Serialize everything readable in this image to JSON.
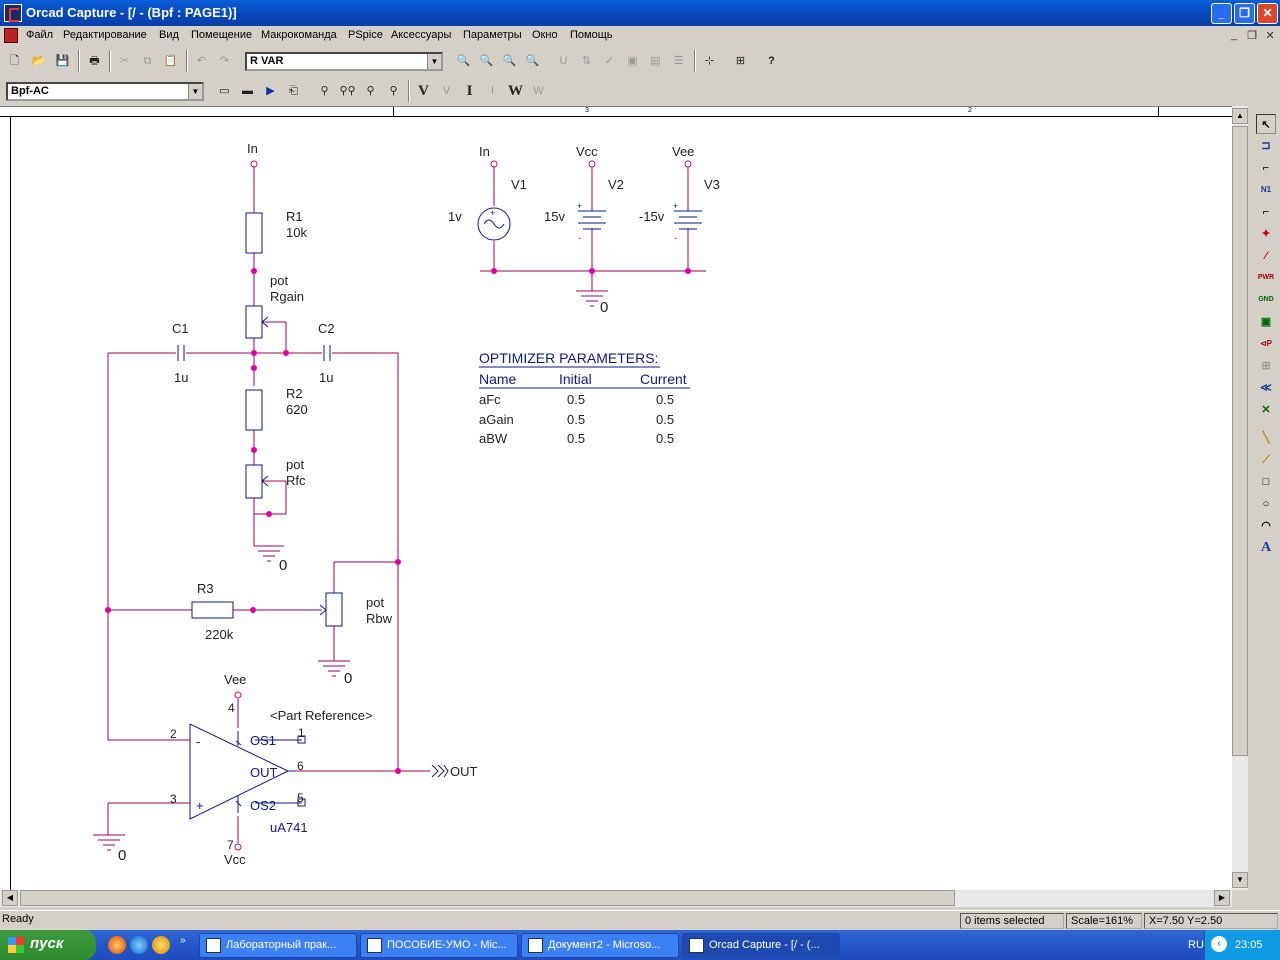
{
  "window": {
    "title": "Orcad Capture - [/ - (Bpf : PAGE1)]",
    "min": "_",
    "max": "❐",
    "close": "✕"
  },
  "menu": [
    "Файл",
    "Редактирование",
    "Вид",
    "Помещение",
    "Макрокоманда",
    "PSpice",
    "Аксессуары",
    "Параметры",
    "Окно",
    "Помощь"
  ],
  "mdi_controls": [
    "_",
    "❐",
    "✕"
  ],
  "toolbar1": {
    "part_combo": "R VAR"
  },
  "toolbar2": {
    "profile_combo": "Bpf-AC",
    "probe_v": "V",
    "probe_i": "I",
    "probe_w": "W"
  },
  "ruler_marks": [
    "3",
    "2"
  ],
  "schematic": {
    "labels": {
      "in_top": "In",
      "r1_ref": "R1",
      "r1_val": "10k",
      "pot_gain_1": "pot",
      "pot_gain_2": "Rgain",
      "c1_ref": "C1",
      "c1_val": "1u",
      "c2_ref": "C2",
      "c2_val": "1u",
      "r2_ref": "R2",
      "r2_val": "620",
      "pot_fc_1": "pot",
      "pot_fc_2": "Rfc",
      "gnd1": "0",
      "r3_ref": "R3",
      "r3_val": "220k",
      "pot_bw_1": "pot",
      "pot_bw_2": "Rbw",
      "gnd2": "0",
      "vee_op": "Vee",
      "part_ref": "<Part Reference>",
      "pin4": "4",
      "pin1": "1",
      "pin2": "2",
      "pin3": "3",
      "pin6": "6",
      "pin5": "5",
      "pin7": "7",
      "minus": "-",
      "plus": "+",
      "os1": "OS1",
      "out_pin": "OUT",
      "os2": "OS2",
      "opamp_val": "uA741",
      "vcc_op": "Vcc",
      "gnd3": "0",
      "out_port": "OUT",
      "src_in": "In",
      "v1": "V1",
      "v1_val": "1v",
      "src_vcc": "Vcc",
      "v2": "V2",
      "v2_val": "15v",
      "src_vee": "Vee",
      "v3": "V3",
      "v3_val": "-15v",
      "gnd4": "0"
    },
    "optimizer": {
      "title": "OPTIMIZER PARAMETERS:",
      "headers": [
        "Name",
        "Initial",
        "Current"
      ],
      "rows": [
        [
          "aFc",
          "0.5",
          "0.5"
        ],
        [
          "aGain",
          "0.5",
          "0.5"
        ],
        [
          "aBW",
          "0.5",
          "0.5"
        ]
      ]
    }
  },
  "status": {
    "ready": "Ready",
    "selected": "0 items selected",
    "scale": "Scale=161%",
    "coords": "X=7.50  Y=2.50"
  },
  "taskbar": {
    "start": "пуск",
    "tasks": [
      "Лабораторный прак...",
      "ПОСОБИЕ-УМО - Mic...",
      "Документ2 - Microso...",
      "Orcad Capture - [/ - (..."
    ],
    "lang": "RU",
    "clock": "23:05"
  }
}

→ **THE EXERCISE**: Copy every line in the listing above where the string "Orcad" turns up.

→ **FINISHED ANSWER**:
    "title": "Orcad Capture - [/ - (Bpf : PAGE1)]",
      "Orcad Capture - [/ - (..."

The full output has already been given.